■ **TASK TO CARRY OUT**
Below are the records; reproduce all of them exactly but without any images.

EXERCISE MATERIAL start

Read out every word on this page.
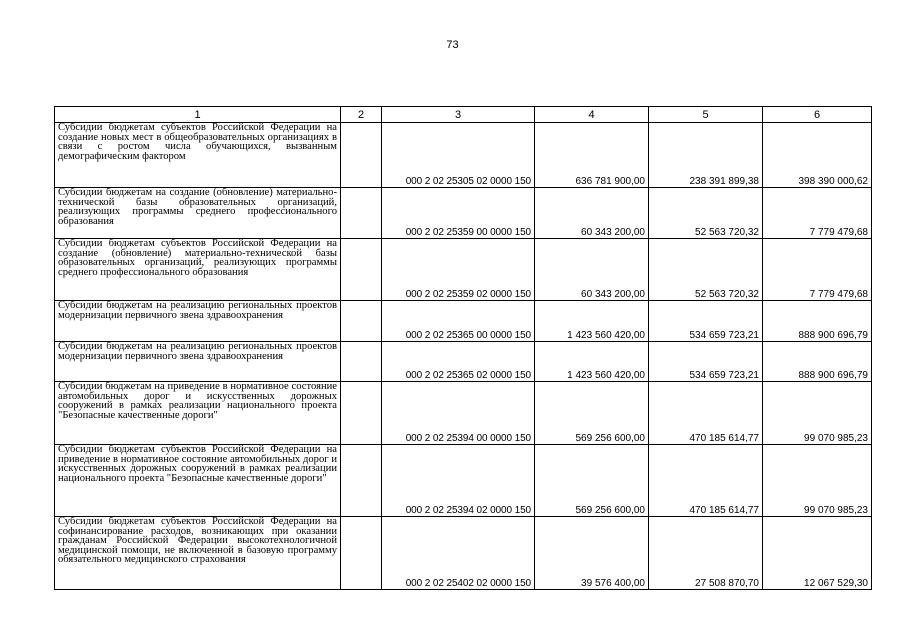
73
1	2	3	4	5	6
Субсидии бюджетам субъектов Российской Федерации на создание новых мест в общеобразовательных организациях в связи с ростом числа обучающихся, вызванным демографическим фактором		000 2 02 25305 02 0000 150	636 781 900,00	238 391 899,38	398 390 000,62
Субсидии бюджетам на создание (обновление) материально-технической базы образовательных организаций, реализующих программы среднего профессионального образования		000 2 02 25359 00 0000 150	60 343 200,00	52 563 720,32	7 779 479,68
Субсидии бюджетам субъектов Российской Федерации на создание (обновление) материально-технической базы образовательных организаций, реализующих программы среднего профессионального образования		000 2 02 25359 02 0000 150	60 343 200,00	52 563 720,32	7 779 479,68
Субсидии бюджетам на реализацию региональных проектов модернизации первичного звена здравоохранения		000 2 02 25365 00 0000 150	1 423 560 420,00	534 659 723,21	888 900 696,79
Субсидии бюджетам на реализацию региональных проектов модернизации первичного звена здравоохранения		000 2 02 25365 02 0000 150	1 423 560 420,00	534 659 723,21	888 900 696,79
Субсидии бюджетам на приведение в нормативное состояние автомобильных дорог и искусственных дорожных сооружений в рамках реализации национального проекта "Безопасные качественные дороги"		000 2 02 25394 00 0000 150	569 256 600,00	470 185 614,77	99 070 985,23
Субсидии бюджетам субъектов Российской Федерации на приведение в нормативное состояние автомобильных дорог и искусственных дорожных сооружений в рамках реализации национального проекта "Безопасные качественные дороги"		000 2 02 25394 02 0000 150	569 256 600,00	470 185 614,77	99 070 985,23
Субсидии бюджетам субъектов Российской Федерации на софинансирование расходов, возникающих при оказании гражданам Российской Федерации высокотехнологичной медицинской помощи, не включенной в базовую программу обязательного медицинского страхования		000 2 02 25402 02 0000 150	39 576 400,00	27 508 870,70	12 067 529,30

EXERCISE MATERIAL end

■ **EXERCISE ANSWER**
Read out every word on this page.
73
1	2	3	4	5	6
Субсидии бюджетам субъектов Российской Федерации на создание новых мест в общеобразовательных организациях в связи с ростом числа обучающихся, вызванным демографическим фактором		000 2 02 25305 02 0000 150	636 781 900,00	238 391 899,38	398 390 000,62
Субсидии бюджетам на создание (обновление) материально-технической базы образовательных организаций, реализующих программы среднего профессионального образования		000 2 02 25359 00 0000 150	60 343 200,00	52 563 720,32	7 779 479,68
Субсидии бюджетам субъектов Российской Федерации на создание (обновление) материально-технической базы образовательных организаций, реализующих программы среднего профессионального образования		000 2 02 25359 02 0000 150	60 343 200,00	52 563 720,32	7 779 479,68
Субсидии бюджетам на реализацию региональных проектов модернизации первичного звена здравоохранения		000 2 02 25365 00 0000 150	1 423 560 420,00	534 659 723,21	888 900 696,79
Субсидии бюджетам на реализацию региональных проектов модернизации первичного звена здравоохранения		000 2 02 25365 02 0000 150	1 423 560 420,00	534 659 723,21	888 900 696,79
Субсидии бюджетам на приведение в нормативное состояние автомобильных дорог и искусственных дорожных сооружений в рамках реализации национального проекта "Безопасные качественные дороги"		000 2 02 25394 00 0000 150	569 256 600,00	470 185 614,77	99 070 985,23
Субсидии бюджетам субъектов Российской Федерации на приведение в нормативное состояние автомобильных дорог и искусственных дорожных сооружений в рамках реализации национального проекта "Безопасные качественные дороги"		000 2 02 25394 02 0000 150	569 256 600,00	470 185 614,77	99 070 985,23
Субсидии бюджетам субъектов Российской Федерации на софинансирование расходов, возникающих при оказании гражданам Российской Федерации высокотехнологичной медицинской помощи, не включенной в базовую программу обязательного медицинского страхования		000 2 02 25402 02 0000 150	39 576 400,00	27 508 870,70	12 067 529,30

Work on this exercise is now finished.